» Description of the task
Print the records word for word, from their first line through the line containing "x-tick-label: 1987 xyxy=(391,381,411,392)".

──────────────────────────────

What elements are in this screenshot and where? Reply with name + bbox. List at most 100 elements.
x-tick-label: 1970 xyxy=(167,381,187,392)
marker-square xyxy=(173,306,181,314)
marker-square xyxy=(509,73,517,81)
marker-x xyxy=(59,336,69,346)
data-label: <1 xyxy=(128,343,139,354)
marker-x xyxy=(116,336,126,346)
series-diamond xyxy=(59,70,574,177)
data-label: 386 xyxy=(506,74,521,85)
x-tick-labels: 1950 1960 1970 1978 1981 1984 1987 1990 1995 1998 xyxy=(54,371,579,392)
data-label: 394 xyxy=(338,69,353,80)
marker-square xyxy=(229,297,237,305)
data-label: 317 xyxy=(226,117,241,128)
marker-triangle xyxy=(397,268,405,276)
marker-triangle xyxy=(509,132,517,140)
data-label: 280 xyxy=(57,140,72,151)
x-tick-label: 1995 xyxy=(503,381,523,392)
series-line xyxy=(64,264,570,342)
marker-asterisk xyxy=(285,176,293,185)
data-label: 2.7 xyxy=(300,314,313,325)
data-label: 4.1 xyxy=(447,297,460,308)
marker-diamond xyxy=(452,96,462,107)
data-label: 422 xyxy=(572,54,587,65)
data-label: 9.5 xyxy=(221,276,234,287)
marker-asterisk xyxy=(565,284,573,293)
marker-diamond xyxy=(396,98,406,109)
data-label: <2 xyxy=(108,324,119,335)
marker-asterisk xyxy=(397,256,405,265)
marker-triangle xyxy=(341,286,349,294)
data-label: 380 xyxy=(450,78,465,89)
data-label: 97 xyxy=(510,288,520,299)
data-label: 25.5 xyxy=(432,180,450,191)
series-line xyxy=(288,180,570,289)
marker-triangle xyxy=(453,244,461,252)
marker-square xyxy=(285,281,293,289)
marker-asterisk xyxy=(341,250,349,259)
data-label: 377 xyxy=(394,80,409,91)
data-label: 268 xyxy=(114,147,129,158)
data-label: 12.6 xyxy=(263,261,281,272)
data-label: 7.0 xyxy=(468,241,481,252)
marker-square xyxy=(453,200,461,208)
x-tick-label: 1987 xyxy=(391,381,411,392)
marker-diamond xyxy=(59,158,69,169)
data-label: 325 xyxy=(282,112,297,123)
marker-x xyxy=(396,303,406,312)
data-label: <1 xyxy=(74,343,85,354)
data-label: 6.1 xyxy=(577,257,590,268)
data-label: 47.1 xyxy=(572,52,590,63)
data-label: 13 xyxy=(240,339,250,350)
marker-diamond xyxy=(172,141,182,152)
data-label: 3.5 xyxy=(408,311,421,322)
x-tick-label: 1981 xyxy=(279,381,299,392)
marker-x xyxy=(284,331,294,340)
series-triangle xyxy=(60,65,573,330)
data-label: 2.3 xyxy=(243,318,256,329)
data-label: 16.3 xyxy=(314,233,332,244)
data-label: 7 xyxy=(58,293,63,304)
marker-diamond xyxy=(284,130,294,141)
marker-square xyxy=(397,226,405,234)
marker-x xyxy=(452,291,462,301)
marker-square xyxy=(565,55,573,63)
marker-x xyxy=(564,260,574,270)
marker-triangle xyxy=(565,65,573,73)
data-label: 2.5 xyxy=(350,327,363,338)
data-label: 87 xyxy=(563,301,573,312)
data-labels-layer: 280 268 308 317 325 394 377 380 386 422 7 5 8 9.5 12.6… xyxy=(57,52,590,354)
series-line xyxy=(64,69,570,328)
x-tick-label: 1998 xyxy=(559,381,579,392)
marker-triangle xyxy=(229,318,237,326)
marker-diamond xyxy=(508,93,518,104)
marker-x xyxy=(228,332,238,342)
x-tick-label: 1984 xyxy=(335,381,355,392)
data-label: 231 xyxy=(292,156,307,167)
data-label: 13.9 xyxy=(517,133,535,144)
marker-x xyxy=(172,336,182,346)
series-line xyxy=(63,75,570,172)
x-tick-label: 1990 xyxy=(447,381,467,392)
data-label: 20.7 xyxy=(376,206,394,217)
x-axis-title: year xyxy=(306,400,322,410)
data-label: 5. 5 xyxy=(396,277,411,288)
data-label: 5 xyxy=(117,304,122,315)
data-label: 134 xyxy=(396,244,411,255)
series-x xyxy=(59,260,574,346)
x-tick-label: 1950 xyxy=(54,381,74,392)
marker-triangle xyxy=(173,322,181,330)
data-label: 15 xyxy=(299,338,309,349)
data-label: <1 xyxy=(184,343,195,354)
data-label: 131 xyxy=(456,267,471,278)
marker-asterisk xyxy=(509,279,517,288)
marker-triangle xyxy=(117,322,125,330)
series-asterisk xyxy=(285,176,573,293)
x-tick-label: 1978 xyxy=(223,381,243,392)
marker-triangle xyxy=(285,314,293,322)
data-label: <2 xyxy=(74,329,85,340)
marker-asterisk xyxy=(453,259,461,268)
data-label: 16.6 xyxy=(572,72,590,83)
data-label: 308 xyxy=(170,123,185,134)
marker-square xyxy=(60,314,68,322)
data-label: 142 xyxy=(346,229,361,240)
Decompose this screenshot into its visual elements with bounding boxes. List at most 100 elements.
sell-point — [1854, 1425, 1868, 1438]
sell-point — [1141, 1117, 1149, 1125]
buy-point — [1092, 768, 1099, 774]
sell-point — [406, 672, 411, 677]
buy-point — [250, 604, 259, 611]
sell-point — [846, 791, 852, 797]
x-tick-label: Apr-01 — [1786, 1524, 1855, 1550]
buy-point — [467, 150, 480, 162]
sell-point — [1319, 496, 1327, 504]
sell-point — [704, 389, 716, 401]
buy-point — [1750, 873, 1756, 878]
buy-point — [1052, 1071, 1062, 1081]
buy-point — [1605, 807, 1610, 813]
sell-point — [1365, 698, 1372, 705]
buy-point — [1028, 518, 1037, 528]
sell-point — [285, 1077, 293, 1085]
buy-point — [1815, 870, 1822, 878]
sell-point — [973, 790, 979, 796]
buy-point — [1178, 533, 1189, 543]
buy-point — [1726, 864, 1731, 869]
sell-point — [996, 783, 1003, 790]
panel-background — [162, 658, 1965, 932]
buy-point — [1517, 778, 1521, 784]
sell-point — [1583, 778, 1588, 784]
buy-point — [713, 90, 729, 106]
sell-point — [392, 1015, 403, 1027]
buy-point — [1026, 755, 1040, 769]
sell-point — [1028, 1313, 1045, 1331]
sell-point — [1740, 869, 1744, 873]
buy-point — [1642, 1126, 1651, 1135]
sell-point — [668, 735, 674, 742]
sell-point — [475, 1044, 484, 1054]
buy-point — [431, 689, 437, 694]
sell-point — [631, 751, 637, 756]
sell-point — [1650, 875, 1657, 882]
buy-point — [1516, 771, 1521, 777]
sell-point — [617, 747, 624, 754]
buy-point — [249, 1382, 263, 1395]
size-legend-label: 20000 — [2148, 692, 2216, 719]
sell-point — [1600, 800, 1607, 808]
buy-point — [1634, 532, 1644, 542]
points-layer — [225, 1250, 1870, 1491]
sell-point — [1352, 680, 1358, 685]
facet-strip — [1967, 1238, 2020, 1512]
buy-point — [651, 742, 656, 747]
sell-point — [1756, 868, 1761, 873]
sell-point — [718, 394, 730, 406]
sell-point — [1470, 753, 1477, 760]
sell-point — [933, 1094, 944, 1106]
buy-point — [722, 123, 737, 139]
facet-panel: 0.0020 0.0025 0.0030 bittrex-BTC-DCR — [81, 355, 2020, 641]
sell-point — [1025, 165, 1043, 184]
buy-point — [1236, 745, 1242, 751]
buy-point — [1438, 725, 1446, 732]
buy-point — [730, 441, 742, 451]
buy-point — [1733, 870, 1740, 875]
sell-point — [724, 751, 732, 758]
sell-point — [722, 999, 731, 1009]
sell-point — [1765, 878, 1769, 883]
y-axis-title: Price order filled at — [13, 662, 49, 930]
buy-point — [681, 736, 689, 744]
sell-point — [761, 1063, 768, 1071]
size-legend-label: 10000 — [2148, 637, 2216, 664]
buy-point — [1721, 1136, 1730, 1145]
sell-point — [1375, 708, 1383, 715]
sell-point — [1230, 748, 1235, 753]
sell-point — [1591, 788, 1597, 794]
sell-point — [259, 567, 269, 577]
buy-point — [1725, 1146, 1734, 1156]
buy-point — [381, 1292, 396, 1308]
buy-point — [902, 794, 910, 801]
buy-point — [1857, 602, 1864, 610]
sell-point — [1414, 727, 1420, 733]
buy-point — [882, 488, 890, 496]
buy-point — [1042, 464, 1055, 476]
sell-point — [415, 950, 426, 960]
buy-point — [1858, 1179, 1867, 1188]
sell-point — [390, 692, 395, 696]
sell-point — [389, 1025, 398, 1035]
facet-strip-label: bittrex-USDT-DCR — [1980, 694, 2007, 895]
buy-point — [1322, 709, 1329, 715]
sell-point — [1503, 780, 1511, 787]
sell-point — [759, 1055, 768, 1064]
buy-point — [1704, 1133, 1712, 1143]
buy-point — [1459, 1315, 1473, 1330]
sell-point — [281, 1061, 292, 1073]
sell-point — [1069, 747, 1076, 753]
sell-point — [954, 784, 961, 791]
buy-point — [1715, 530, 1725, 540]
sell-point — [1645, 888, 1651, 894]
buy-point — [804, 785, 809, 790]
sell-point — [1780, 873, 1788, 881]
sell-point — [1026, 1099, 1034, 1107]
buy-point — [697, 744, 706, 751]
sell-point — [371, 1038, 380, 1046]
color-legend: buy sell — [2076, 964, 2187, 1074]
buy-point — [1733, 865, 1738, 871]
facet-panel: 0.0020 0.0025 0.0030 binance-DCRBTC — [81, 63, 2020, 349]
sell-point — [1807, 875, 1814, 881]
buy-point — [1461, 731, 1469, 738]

──────────────────────────────

» Task answer
What elements are in this screenshot and where? Reply with name + bbox. List at most 100 elements.
x-tick-label: 1970 xyxy=(167,381,187,392)
marker-square xyxy=(173,306,181,314)
marker-square xyxy=(509,73,517,81)
marker-x xyxy=(59,336,69,346)
data-label: <1 xyxy=(128,343,139,354)
marker-x xyxy=(116,336,126,346)
series-diamond xyxy=(59,70,574,177)
data-label: 386 xyxy=(506,74,521,85)
x-tick-labels: 1950 1960 1970 1978 1981 1984 1987 1990 1995 1998 xyxy=(54,371,579,392)
data-label: 394 xyxy=(338,69,353,80)
marker-square xyxy=(229,297,237,305)
data-label: 317 xyxy=(226,117,241,128)
marker-triangle xyxy=(397,268,405,276)
marker-triangle xyxy=(509,132,517,140)
data-label: 280 xyxy=(57,140,72,151)
x-tick-label: 1995 xyxy=(503,381,523,392)
series-line xyxy=(64,264,570,342)
marker-asterisk xyxy=(285,176,293,185)
data-label: 2.7 xyxy=(300,314,313,325)
data-label: 4.1 xyxy=(447,297,460,308)
marker-diamond xyxy=(452,96,462,107)
data-label: 422 xyxy=(572,54,587,65)
data-label: 9.5 xyxy=(221,276,234,287)
marker-asterisk xyxy=(565,284,573,293)
marker-diamond xyxy=(396,98,406,109)
data-label: <2 xyxy=(108,324,119,335)
marker-asterisk xyxy=(397,256,405,265)
marker-triangle xyxy=(341,286,349,294)
data-label: 380 xyxy=(450,78,465,89)
data-label: 97 xyxy=(510,288,520,299)
data-label: 25.5 xyxy=(432,180,450,191)
series-line xyxy=(288,180,570,289)
marker-triangle xyxy=(453,244,461,252)
marker-square xyxy=(285,281,293,289)
marker-asterisk xyxy=(341,250,349,259)
data-label: 377 xyxy=(394,80,409,91)
data-label: 268 xyxy=(114,147,129,158)
data-label: 12.6 xyxy=(263,261,281,272)
data-label: 7.0 xyxy=(468,241,481,252)
marker-square xyxy=(453,200,461,208)
x-tick-label: 1987 xyxy=(391,381,411,392)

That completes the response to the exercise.